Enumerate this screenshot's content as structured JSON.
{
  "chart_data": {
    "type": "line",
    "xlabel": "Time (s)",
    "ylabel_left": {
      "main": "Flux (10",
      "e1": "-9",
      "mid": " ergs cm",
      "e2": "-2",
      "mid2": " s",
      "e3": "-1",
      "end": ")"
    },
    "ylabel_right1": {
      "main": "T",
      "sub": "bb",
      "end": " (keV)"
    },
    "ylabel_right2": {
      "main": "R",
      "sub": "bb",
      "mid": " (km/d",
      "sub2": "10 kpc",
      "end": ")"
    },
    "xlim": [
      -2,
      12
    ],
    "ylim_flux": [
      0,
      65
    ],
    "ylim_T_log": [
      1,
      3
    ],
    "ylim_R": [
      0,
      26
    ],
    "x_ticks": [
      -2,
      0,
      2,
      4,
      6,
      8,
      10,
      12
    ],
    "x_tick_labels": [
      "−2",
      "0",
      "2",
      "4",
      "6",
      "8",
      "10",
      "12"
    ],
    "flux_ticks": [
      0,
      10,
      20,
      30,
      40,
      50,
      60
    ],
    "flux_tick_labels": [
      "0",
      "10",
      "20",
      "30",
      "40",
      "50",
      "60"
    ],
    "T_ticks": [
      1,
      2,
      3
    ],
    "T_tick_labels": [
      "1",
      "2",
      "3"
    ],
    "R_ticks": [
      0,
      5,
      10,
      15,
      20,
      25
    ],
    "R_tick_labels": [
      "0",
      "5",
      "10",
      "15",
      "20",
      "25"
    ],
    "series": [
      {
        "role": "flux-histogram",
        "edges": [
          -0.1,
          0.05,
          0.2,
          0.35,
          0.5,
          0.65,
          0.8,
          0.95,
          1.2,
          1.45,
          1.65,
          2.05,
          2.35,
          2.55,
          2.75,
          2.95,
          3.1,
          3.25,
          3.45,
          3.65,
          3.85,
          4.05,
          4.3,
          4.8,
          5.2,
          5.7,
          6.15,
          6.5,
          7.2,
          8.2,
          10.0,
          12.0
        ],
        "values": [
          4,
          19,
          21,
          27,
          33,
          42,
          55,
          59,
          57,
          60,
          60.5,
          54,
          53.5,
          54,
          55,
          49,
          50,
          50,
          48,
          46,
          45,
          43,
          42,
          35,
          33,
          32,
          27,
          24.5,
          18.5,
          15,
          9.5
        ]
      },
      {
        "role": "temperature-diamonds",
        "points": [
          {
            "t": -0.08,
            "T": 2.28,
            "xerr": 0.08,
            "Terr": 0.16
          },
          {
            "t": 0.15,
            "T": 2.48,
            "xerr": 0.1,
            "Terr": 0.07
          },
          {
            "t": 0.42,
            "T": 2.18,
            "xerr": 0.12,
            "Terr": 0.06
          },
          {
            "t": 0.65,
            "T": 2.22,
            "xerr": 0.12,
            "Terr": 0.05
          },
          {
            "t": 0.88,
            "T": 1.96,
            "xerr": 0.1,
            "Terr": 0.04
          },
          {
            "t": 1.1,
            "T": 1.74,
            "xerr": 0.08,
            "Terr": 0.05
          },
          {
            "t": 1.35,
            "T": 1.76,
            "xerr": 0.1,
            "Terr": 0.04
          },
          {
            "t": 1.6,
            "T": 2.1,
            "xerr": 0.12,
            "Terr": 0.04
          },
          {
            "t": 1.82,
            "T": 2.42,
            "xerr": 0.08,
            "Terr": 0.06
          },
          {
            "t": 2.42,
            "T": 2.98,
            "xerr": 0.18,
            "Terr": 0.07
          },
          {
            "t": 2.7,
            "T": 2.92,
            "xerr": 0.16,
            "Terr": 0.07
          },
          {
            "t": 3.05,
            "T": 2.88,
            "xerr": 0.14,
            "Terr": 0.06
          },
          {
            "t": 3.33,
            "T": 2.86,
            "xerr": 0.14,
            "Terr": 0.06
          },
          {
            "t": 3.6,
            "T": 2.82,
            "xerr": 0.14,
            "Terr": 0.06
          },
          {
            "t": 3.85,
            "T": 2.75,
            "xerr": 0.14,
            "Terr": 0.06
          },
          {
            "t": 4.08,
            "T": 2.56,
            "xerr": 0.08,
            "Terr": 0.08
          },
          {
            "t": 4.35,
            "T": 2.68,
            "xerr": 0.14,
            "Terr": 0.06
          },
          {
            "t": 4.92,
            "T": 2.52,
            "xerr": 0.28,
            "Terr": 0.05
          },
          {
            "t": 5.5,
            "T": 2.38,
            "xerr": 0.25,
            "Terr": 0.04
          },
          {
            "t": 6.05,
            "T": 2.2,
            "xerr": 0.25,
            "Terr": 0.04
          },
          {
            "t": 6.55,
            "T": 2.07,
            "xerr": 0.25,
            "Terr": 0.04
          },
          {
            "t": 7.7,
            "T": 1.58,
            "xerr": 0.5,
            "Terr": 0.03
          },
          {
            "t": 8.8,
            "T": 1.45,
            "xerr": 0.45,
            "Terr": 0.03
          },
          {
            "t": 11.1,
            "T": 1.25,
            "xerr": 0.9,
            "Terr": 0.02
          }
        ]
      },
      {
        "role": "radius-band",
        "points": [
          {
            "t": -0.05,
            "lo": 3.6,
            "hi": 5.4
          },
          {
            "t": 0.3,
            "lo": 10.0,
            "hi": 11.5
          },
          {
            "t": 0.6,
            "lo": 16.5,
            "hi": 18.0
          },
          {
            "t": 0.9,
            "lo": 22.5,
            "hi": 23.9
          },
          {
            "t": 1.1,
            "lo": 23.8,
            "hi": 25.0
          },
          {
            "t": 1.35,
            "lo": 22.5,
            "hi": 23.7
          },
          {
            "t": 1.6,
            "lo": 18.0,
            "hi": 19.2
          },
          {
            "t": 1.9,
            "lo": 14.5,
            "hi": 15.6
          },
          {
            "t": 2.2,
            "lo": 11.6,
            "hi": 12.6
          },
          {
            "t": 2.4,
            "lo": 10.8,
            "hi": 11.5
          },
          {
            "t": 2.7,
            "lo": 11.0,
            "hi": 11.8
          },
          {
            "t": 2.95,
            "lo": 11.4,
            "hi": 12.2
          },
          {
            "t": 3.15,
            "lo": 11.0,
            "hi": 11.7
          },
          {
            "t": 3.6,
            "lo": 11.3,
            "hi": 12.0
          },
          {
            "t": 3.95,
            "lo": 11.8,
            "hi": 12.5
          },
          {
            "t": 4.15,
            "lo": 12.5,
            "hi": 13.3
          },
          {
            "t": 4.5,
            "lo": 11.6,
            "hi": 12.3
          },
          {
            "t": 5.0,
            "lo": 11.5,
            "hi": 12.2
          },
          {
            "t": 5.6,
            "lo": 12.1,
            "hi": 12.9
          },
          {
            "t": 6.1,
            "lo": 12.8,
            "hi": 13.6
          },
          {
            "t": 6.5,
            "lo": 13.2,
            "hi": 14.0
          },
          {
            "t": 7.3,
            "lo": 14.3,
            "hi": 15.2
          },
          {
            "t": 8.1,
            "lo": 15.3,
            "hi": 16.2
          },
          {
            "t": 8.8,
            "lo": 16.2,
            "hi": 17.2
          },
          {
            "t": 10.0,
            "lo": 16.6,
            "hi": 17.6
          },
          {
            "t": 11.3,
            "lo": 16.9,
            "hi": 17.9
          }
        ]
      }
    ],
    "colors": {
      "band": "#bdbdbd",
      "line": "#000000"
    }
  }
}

##############################

> **Written task**
Take every line containing the word "role" and copy it.

> **Answer to this task**
        "role": "flux-histogram",
        "role": "temperature-diamonds",
        "role": "radius-band",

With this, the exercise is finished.